[SHORT PROBLEM] Reproduce every entry below precisely. Pictures are excluded from the copy.

━━ SOURCE RECORDS

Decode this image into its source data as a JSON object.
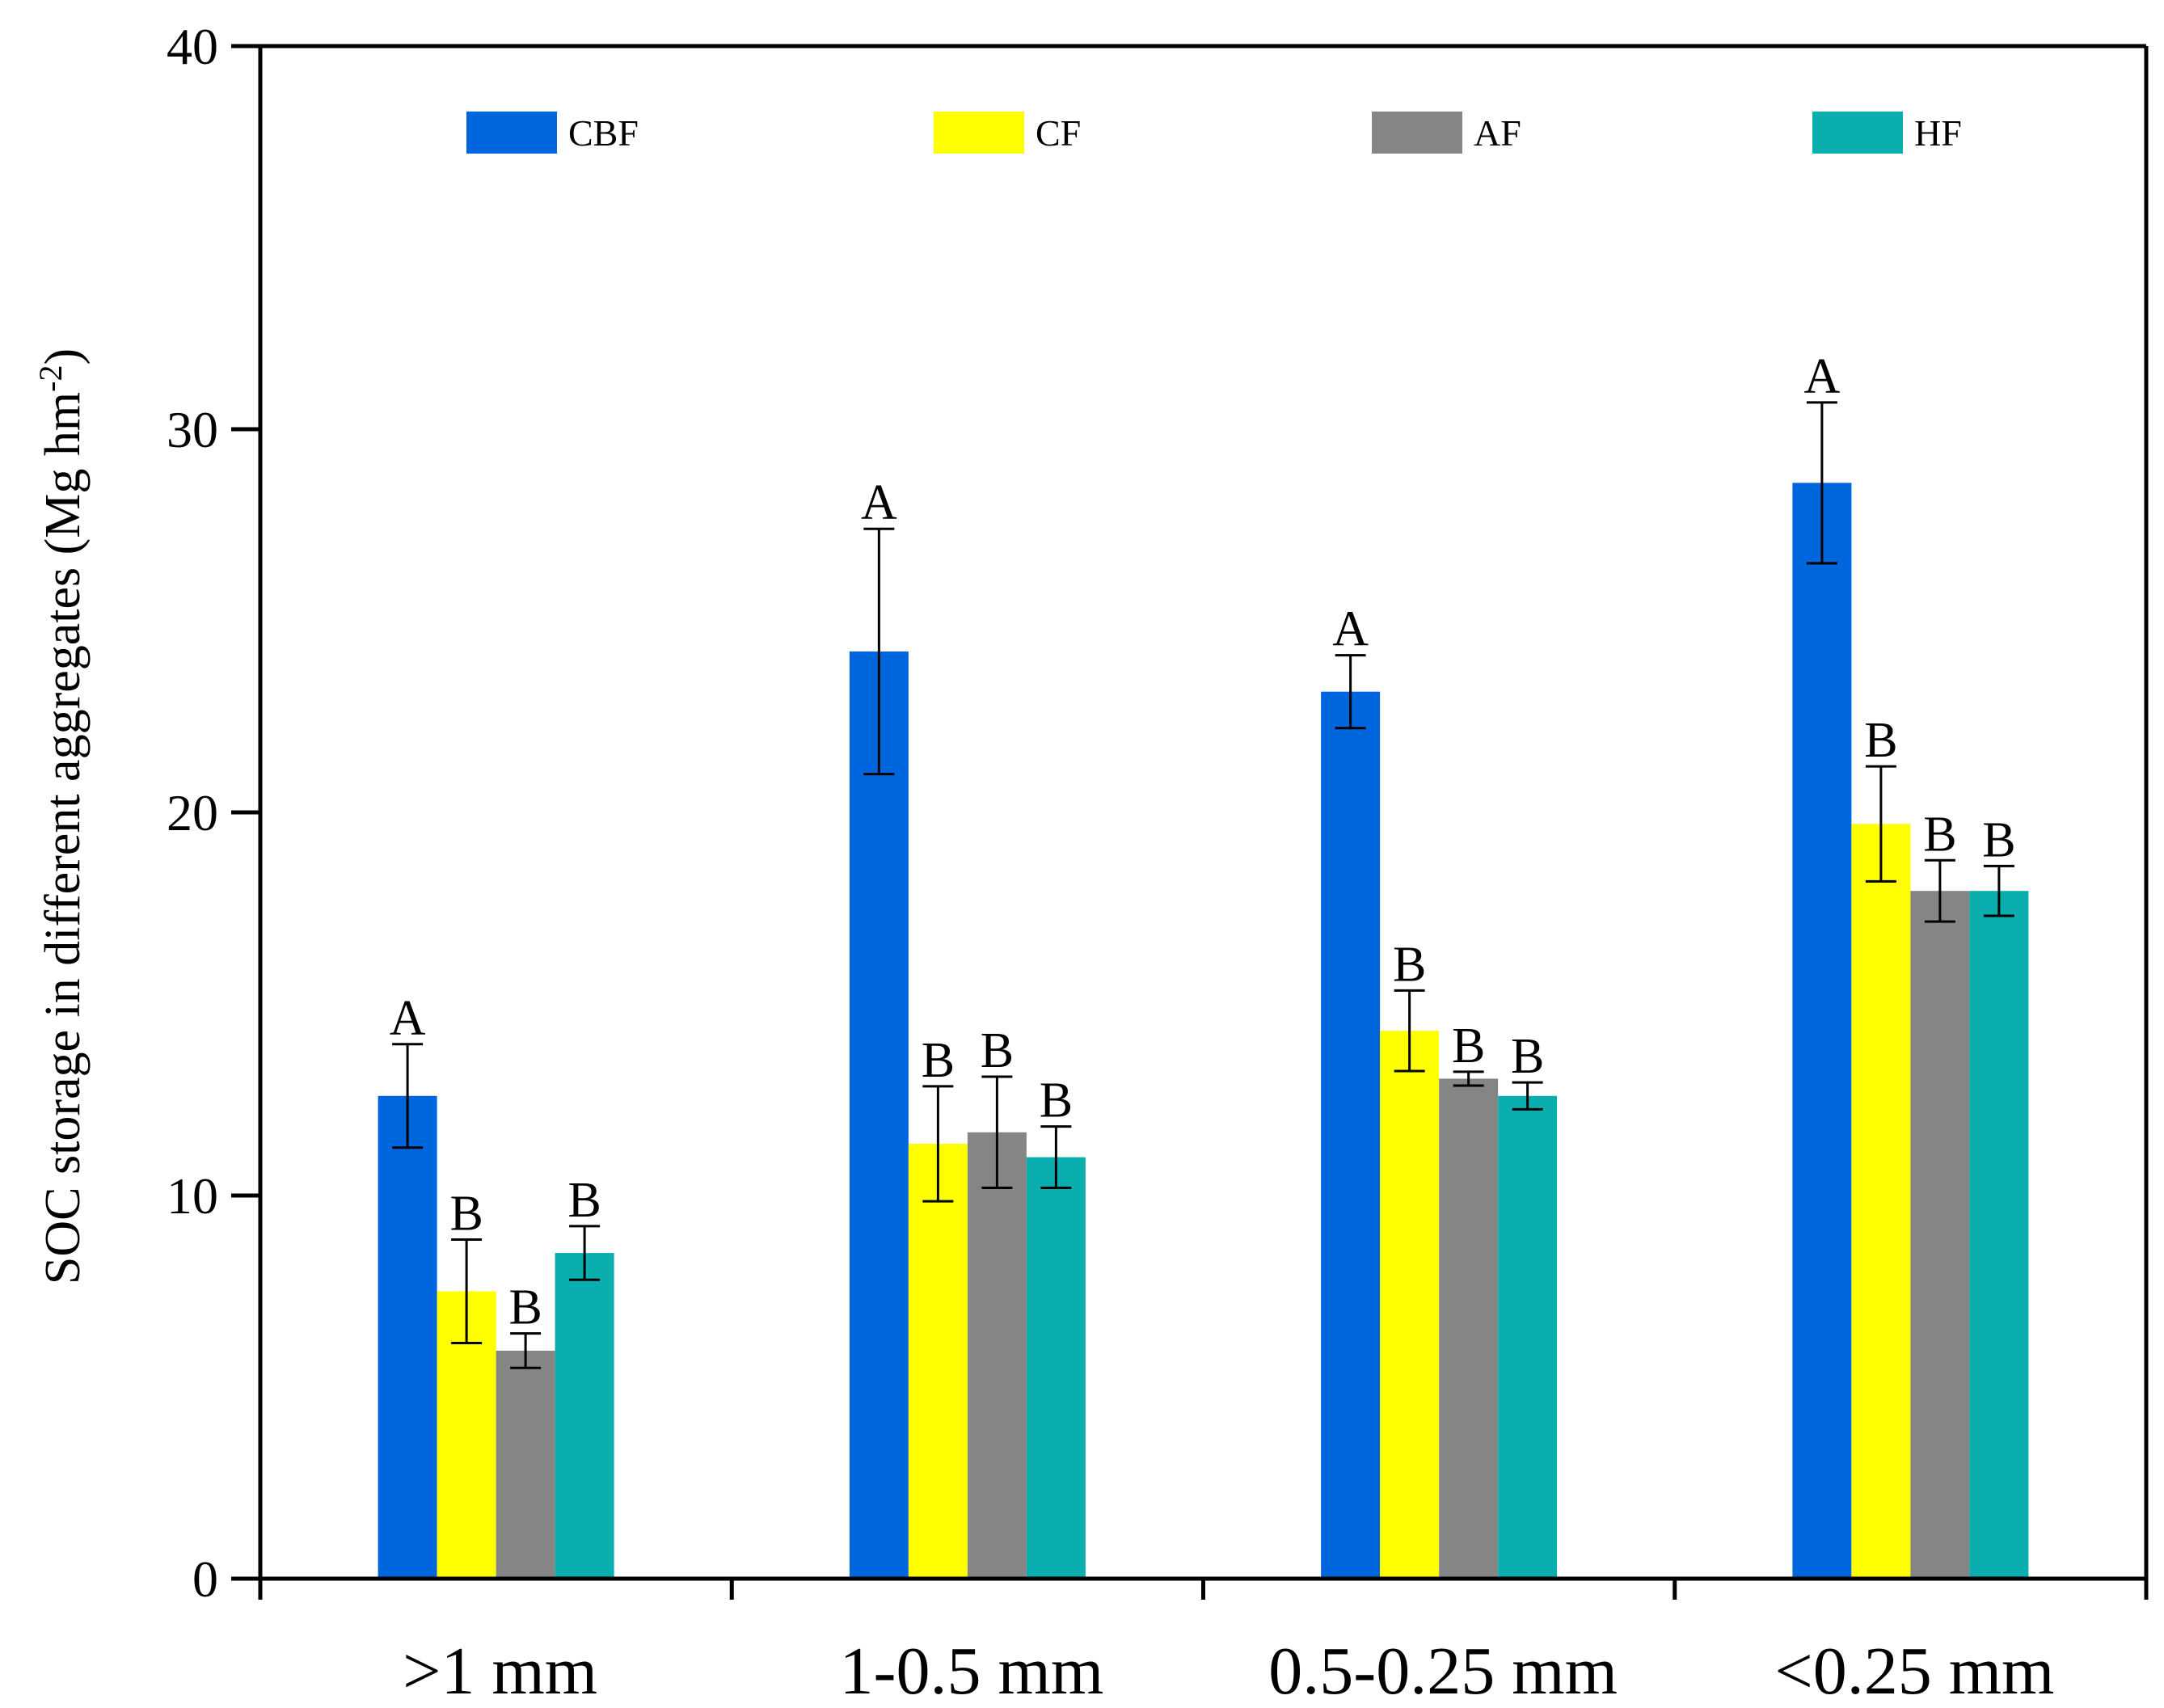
{
  "chart_data": {
    "type": "bar",
    "title": "",
    "xlabel": "",
    "ylabel": "SOC storage in different aggregates (Mg hm",
    "ylabel_superscript": "-2",
    "ylabel_close": ")",
    "ylim": [
      0,
      40
    ],
    "yticks": [
      0,
      10,
      20,
      30,
      40
    ],
    "ytick_labels": [
      "0",
      "10",
      "20",
      "30",
      "40"
    ],
    "categories": [
      ">1 mm",
      "1-0.5 mm",
      "0.5-0.25 mm",
      "<0.25 mm"
    ],
    "legend_position": "top",
    "series": [
      {
        "name": "CBF",
        "color": "#0066dd",
        "values": [
          12.6,
          24.2,
          23.15,
          28.6
        ],
        "errors": [
          1.35,
          3.2,
          0.95,
          2.1
        ],
        "letters": [
          "A",
          "A",
          "A",
          "A"
        ]
      },
      {
        "name": "CF",
        "color": "#ffff00",
        "values": [
          7.5,
          11.35,
          14.3,
          19.7
        ],
        "errors": [
          1.35,
          1.5,
          1.05,
          1.5
        ],
        "letters": [
          "B",
          "B",
          "B",
          "B"
        ]
      },
      {
        "name": "AF",
        "color": "#858585",
        "values": [
          5.95,
          11.65,
          13.05,
          17.95
        ],
        "errors": [
          0.45,
          1.45,
          0.18,
          0.8
        ],
        "letters": [
          "B",
          "B",
          "B",
          "B"
        ]
      },
      {
        "name": "HF",
        "color": "#0aaeae",
        "values": [
          8.5,
          11.0,
          12.6,
          17.95
        ],
        "errors": [
          0.7,
          0.8,
          0.35,
          0.65
        ],
        "letters": [
          "B",
          "B",
          "B",
          "B"
        ]
      }
    ]
  }
}
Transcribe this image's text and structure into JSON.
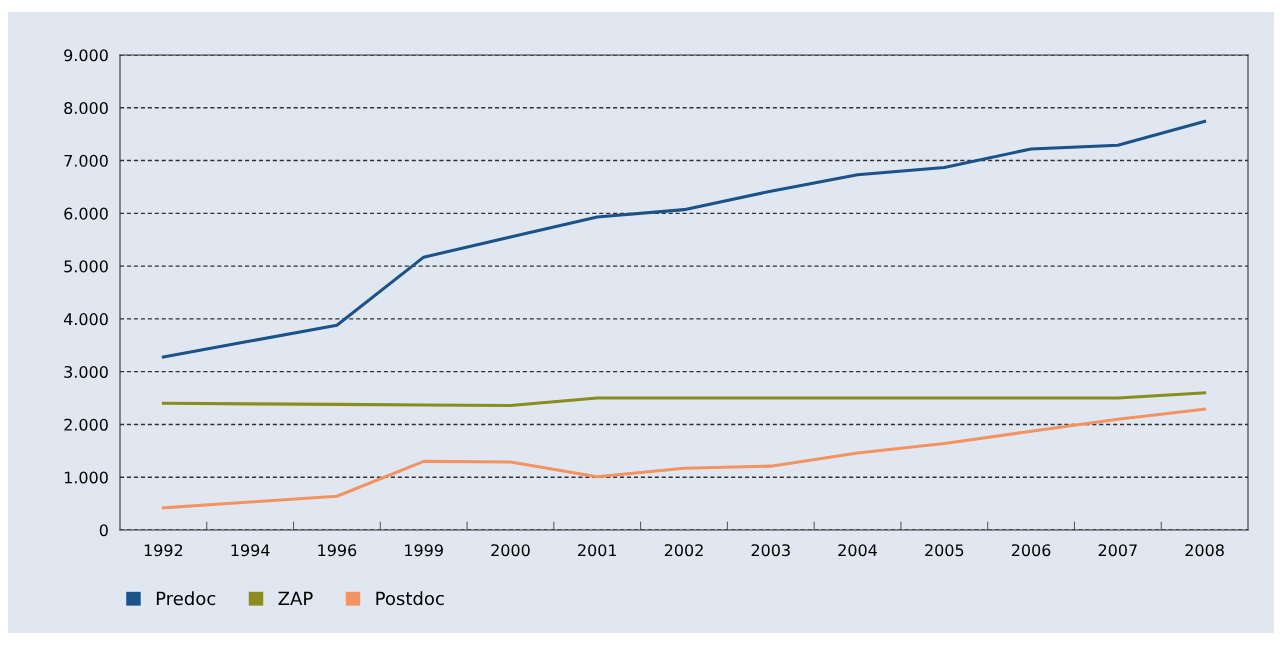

━━━━

[WRITTEN RESPONSE]
Decode this image into its source data as a JSON object.
{
  "chart_data": {
    "type": "bar",
    "title": "",
    "xlabel": "",
    "ylabel": "SOC storage in different aggregates (Mg hm",
    "ylabel_superscript": "-2",
    "ylabel_close": ")",
    "ylim": [
      0,
      40
    ],
    "yticks": [
      0,
      10,
      20,
      30,
      40
    ],
    "ytick_labels": [
      "0",
      "10",
      "20",
      "30",
      "40"
    ],
    "categories": [
      ">1 mm",
      "1-0.5 mm",
      "0.5-0.25 mm",
      "<0.25 mm"
    ],
    "legend_position": "top",
    "series": [
      {
        "name": "CBF",
        "color": "#0066dd",
        "values": [
          12.6,
          24.2,
          23.15,
          28.6
        ],
        "errors": [
          1.35,
          3.2,
          0.95,
          2.1
        ],
        "letters": [
          "A",
          "A",
          "A",
          "A"
        ]
      },
      {
        "name": "CF",
        "color": "#ffff00",
        "values": [
          7.5,
          11.35,
          14.3,
          19.7
        ],
        "errors": [
          1.35,
          1.5,
          1.05,
          1.5
        ],
        "letters": [
          "B",
          "B",
          "B",
          "B"
        ]
      },
      {
        "name": "AF",
        "color": "#858585",
        "values": [
          5.95,
          11.65,
          13.05,
          17.95
        ],
        "errors": [
          0.45,
          1.45,
          0.18,
          0.8
        ],
        "letters": [
          "B",
          "B",
          "B",
          "B"
        ]
      },
      {
        "name": "HF",
        "color": "#0aaeae",
        "values": [
          8.5,
          11.0,
          12.6,
          17.95
        ],
        "errors": [
          0.7,
          0.8,
          0.35,
          0.65
        ],
        "letters": [
          "B",
          "B",
          "B",
          "B"
        ]
      }
    ]
  }
}
Transcribe this image's text and structure into JSON.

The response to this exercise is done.